List every line in the entries below that contains the word "loss".

### PROVIDED ENTRIES ###

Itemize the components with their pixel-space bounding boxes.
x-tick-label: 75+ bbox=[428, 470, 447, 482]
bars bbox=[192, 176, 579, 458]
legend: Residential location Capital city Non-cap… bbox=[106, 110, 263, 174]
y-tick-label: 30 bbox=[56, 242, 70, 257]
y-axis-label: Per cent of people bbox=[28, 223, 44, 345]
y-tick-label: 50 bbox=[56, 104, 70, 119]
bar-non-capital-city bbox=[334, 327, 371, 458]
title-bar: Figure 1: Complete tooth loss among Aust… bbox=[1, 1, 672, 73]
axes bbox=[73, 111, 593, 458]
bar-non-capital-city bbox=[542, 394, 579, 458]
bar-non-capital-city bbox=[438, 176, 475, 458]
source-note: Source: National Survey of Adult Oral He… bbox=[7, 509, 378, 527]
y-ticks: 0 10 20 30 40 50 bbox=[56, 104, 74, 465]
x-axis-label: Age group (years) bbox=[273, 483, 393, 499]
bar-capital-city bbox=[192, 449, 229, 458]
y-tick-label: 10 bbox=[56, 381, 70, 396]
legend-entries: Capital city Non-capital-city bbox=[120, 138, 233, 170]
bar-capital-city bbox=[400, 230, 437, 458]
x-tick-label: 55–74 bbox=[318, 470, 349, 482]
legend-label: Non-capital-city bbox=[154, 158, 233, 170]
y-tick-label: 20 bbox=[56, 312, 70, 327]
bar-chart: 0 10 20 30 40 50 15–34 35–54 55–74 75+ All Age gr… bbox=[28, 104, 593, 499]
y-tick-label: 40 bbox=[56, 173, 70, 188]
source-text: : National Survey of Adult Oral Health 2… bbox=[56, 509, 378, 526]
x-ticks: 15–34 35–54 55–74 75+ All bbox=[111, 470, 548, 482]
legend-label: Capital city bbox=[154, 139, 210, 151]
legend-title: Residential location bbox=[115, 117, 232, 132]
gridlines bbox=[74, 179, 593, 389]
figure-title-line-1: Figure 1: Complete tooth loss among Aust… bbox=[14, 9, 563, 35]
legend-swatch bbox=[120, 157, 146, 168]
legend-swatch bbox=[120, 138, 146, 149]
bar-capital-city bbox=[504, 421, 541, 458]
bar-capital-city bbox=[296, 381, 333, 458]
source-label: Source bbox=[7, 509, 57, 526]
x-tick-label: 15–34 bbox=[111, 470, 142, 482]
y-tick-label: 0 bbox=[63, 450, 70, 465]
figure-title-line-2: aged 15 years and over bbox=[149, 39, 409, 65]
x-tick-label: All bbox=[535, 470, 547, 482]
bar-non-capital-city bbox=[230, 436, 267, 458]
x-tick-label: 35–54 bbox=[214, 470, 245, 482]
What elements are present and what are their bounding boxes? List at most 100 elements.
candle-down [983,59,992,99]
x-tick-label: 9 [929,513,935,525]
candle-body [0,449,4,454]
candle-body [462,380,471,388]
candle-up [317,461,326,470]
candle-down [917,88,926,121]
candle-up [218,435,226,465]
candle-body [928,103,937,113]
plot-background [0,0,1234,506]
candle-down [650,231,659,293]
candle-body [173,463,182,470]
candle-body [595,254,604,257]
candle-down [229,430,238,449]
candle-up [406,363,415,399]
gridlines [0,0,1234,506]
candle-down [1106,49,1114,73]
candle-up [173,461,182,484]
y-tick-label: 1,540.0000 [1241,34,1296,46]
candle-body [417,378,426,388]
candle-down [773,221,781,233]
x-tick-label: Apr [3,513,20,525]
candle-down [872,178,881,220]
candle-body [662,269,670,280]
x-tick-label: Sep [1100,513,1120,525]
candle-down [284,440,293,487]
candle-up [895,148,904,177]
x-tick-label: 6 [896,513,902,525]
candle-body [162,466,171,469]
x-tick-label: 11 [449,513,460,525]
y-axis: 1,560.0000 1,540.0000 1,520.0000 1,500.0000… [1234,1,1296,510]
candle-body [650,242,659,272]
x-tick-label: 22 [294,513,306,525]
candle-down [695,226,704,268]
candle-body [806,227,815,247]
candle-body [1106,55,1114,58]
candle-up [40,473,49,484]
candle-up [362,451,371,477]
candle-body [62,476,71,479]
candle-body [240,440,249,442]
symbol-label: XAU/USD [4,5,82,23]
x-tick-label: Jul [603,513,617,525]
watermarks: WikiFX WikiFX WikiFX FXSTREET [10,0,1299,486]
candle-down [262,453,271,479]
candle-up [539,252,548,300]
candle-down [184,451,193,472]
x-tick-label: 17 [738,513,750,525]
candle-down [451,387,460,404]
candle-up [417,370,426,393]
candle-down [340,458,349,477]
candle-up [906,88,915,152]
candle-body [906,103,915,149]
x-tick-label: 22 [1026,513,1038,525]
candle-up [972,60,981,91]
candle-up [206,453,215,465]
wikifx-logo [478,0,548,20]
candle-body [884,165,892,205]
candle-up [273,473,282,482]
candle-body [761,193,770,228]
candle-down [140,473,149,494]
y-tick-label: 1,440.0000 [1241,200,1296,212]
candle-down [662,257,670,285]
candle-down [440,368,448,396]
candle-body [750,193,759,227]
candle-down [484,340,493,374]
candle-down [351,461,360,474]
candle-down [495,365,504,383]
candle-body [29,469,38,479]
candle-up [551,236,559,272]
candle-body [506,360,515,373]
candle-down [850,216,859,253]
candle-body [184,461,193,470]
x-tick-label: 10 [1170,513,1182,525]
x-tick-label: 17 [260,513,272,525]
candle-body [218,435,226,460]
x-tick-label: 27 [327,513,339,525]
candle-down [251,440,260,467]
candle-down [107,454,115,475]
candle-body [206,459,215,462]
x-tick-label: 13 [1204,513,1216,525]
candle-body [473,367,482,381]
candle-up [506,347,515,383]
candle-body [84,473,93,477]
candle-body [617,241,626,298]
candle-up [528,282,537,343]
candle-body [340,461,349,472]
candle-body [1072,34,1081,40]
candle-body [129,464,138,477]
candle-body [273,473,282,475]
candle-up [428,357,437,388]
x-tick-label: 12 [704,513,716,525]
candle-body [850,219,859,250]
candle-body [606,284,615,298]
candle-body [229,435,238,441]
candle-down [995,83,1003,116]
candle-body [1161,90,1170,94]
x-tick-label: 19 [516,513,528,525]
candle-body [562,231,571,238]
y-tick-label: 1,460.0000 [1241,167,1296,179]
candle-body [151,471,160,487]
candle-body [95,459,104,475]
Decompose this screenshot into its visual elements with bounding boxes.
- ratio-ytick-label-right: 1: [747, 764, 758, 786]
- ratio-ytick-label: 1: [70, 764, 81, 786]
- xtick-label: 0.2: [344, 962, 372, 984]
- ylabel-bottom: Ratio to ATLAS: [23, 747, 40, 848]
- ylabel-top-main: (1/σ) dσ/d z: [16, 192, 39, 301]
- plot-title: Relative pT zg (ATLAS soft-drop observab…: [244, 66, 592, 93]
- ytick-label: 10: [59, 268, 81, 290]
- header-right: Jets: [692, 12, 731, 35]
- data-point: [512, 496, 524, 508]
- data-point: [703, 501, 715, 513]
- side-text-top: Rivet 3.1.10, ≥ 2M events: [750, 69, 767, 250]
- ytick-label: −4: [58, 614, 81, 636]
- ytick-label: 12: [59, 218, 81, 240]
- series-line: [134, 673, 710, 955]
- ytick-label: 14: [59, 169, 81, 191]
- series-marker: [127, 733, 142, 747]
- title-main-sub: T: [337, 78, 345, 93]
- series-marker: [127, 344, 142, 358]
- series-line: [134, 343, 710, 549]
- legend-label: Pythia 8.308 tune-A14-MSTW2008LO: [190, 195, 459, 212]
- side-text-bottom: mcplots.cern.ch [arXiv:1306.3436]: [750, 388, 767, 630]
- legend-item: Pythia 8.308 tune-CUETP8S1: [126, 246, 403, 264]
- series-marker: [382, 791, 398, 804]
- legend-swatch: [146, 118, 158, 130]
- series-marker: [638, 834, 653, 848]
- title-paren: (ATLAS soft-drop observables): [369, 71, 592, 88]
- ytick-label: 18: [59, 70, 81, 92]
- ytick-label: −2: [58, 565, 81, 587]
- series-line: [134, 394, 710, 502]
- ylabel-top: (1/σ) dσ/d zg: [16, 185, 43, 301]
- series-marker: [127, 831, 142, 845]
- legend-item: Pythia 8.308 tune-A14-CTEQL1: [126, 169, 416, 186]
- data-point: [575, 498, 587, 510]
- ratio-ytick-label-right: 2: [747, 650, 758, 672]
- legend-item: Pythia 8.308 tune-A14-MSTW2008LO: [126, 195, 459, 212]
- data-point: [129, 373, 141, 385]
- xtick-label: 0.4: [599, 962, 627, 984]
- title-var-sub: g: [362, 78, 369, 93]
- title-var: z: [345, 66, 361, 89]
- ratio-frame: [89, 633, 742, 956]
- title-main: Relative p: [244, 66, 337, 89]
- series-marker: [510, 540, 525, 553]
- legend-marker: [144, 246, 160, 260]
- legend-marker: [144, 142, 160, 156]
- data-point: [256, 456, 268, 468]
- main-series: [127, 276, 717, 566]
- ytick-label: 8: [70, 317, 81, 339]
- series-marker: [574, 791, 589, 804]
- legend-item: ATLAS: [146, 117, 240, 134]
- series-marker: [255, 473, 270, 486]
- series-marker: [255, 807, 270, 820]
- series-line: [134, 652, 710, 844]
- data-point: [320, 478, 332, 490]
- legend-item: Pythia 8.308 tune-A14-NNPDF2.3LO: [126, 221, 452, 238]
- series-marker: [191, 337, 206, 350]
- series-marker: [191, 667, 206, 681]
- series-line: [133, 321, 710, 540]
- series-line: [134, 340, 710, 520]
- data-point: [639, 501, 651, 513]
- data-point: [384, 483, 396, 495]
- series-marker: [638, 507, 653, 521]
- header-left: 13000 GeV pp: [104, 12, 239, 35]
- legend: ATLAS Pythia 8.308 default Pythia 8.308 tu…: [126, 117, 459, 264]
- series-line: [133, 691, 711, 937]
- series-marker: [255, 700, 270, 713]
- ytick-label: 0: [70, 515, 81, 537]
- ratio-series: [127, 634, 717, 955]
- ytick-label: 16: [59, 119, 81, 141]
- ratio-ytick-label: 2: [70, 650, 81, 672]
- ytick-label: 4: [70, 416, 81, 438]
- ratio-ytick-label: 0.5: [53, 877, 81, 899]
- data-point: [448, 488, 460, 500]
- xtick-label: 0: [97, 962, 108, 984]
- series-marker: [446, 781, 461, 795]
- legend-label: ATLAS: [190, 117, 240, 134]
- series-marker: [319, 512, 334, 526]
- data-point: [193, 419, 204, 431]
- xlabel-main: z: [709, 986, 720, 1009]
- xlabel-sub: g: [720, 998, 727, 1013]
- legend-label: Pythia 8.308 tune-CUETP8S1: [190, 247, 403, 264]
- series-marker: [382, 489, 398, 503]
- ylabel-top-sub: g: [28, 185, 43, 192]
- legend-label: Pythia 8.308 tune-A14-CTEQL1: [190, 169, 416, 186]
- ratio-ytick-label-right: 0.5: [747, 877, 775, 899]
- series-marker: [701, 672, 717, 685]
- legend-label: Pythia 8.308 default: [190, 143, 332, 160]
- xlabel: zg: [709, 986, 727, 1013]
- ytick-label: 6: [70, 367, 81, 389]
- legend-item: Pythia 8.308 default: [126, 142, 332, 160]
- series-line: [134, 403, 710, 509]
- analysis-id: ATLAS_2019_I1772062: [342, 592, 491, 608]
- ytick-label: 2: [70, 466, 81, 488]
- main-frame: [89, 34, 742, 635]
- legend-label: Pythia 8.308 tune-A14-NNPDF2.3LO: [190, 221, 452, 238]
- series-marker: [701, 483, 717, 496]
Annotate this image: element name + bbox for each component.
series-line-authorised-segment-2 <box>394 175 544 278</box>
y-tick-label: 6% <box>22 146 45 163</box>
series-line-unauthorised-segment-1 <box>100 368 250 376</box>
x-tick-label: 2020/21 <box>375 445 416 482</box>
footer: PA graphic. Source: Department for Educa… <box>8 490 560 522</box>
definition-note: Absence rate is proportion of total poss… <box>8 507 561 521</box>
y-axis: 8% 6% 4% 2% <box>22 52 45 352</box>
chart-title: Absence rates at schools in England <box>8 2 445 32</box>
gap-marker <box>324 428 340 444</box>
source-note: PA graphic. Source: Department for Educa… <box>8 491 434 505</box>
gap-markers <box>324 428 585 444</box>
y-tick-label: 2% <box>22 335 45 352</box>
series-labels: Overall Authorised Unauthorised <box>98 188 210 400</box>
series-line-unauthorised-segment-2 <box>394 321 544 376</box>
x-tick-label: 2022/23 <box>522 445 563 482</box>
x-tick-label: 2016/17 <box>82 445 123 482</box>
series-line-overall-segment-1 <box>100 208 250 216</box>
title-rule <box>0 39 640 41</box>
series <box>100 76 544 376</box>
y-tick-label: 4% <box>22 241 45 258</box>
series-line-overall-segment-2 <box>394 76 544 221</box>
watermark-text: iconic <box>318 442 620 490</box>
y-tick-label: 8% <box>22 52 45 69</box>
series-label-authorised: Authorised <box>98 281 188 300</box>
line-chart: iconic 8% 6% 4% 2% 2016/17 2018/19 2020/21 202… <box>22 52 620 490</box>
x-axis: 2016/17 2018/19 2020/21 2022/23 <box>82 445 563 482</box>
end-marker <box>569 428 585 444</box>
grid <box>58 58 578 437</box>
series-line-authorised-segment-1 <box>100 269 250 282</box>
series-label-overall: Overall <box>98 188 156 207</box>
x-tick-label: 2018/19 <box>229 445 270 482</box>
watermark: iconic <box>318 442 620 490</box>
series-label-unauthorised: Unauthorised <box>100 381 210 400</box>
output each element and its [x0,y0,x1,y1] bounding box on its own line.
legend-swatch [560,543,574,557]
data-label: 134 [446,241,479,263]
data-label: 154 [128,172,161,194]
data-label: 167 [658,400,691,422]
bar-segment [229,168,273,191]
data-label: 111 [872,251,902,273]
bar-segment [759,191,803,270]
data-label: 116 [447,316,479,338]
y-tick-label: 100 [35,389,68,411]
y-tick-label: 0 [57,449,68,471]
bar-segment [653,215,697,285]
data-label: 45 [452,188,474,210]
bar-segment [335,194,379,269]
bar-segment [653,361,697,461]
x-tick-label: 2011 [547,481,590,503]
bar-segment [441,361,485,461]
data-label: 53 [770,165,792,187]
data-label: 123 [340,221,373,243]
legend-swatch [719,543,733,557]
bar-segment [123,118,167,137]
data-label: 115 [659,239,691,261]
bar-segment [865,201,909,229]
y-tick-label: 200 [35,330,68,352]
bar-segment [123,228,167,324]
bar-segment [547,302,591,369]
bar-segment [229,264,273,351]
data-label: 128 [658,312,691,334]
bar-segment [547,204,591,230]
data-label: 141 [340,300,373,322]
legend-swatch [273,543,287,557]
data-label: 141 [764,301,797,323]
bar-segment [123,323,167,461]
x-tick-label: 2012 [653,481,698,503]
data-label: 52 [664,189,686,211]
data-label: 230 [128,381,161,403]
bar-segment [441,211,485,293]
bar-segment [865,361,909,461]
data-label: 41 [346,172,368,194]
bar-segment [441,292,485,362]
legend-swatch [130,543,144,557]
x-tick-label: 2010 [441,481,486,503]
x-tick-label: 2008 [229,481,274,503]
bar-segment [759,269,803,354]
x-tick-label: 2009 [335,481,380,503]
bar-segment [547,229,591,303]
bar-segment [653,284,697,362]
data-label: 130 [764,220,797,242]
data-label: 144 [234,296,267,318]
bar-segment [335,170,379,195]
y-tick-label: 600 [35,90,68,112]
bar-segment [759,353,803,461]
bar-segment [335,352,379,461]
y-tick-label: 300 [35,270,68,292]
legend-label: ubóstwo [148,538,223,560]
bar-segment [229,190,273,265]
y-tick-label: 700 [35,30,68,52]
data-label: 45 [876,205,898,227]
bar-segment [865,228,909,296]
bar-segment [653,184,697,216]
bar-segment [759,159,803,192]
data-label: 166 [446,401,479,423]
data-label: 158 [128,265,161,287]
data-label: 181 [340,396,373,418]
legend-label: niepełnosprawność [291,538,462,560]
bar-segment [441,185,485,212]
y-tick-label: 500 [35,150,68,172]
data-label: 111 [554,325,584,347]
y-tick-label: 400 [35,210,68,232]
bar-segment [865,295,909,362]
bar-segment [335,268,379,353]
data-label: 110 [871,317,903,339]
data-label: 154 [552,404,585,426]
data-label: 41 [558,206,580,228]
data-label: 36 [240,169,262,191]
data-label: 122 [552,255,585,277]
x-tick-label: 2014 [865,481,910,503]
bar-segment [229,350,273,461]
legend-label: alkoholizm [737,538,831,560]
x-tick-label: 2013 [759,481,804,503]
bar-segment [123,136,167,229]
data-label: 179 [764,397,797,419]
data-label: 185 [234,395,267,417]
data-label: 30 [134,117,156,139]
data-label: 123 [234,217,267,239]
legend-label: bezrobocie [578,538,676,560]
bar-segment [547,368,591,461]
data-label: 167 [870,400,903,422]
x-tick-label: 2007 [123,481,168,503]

###

_EXERCISE OUTPUT_.
title-bar: Figure 1: Complete tooth loss among Aust… bbox=[1, 1, 672, 73]
figure-title-line-1: Figure 1: Complete tooth loss among Aust… bbox=[14, 9, 563, 35]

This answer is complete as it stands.